• _WHAT TO DO_:
Copy out every line that contains the word "fissure".

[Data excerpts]
◆ ◆ ◆ ◆ ◆ ◆ ◆

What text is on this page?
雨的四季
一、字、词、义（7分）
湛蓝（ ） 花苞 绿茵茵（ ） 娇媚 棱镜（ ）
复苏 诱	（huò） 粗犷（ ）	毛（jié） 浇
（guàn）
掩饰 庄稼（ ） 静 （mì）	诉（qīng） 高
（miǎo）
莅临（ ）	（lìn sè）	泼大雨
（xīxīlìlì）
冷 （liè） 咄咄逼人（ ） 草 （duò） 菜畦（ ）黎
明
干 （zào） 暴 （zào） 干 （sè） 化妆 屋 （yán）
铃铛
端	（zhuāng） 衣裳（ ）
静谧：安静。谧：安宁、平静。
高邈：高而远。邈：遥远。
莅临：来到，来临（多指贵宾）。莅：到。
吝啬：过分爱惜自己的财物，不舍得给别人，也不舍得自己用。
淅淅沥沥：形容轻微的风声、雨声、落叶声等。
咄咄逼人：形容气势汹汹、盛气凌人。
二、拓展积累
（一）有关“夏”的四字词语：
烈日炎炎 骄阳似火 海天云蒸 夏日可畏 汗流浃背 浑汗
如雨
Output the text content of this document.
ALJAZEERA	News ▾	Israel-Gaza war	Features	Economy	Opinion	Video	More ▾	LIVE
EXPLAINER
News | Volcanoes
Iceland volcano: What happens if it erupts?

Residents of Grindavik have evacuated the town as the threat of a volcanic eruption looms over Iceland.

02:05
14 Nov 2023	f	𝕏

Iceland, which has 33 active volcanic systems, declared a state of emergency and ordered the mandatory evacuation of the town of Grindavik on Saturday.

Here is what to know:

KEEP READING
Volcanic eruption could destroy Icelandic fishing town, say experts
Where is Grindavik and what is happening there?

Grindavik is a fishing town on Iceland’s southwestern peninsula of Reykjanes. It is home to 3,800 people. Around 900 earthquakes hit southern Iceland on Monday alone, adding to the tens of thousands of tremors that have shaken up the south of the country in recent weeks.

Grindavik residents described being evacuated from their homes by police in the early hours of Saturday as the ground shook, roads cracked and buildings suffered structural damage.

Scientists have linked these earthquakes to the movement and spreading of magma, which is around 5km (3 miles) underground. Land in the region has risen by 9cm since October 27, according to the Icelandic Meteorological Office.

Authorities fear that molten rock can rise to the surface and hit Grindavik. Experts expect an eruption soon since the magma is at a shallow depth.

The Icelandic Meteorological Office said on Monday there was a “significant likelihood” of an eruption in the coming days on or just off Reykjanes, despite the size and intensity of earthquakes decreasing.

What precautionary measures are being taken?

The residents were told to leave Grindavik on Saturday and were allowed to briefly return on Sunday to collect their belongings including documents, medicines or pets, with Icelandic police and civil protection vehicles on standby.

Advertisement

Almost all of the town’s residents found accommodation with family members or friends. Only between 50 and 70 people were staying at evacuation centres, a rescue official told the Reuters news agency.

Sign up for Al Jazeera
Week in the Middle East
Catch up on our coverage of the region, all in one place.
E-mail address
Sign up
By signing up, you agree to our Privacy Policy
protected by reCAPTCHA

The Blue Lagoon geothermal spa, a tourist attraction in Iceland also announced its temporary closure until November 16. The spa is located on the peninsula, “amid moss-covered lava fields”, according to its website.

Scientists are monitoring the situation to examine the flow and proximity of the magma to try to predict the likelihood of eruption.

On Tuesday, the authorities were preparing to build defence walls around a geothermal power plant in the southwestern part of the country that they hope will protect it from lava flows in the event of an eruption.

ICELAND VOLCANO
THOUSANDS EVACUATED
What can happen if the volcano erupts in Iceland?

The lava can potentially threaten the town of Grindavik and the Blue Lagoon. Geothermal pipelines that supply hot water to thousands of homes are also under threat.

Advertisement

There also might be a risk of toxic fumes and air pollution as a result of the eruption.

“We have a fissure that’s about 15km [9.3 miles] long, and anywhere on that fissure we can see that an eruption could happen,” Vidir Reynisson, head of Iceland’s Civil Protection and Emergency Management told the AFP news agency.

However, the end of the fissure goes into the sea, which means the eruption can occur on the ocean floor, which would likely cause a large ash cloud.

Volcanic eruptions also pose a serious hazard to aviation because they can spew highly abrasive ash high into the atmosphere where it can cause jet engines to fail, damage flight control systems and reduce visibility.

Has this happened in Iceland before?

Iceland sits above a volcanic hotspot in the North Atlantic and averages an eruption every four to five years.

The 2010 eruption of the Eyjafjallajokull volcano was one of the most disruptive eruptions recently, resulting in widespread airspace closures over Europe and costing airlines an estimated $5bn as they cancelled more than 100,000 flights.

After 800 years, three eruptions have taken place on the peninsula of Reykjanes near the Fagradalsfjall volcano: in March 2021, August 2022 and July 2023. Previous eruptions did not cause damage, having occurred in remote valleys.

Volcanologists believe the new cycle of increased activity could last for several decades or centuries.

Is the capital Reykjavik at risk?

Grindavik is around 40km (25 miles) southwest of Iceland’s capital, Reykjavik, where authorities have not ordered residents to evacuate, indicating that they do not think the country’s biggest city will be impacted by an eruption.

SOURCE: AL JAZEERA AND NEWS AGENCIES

◆ ◆ ◆ ◆ ◆ ◆ ◆

• _WORKED ANSWER_:
“We have a fissure that’s about 15km [9.3 miles] long, and anywhere on that fissure we can see that an eruption could happen,” Vidir Reynisson, head of Iceland’s Civil Protection and Emergency Management told the AFP news agency.
However, the end of the fissure goes into the sea, which means the eruption can occur on the ocean floor, which would likely cause a large ash cloud.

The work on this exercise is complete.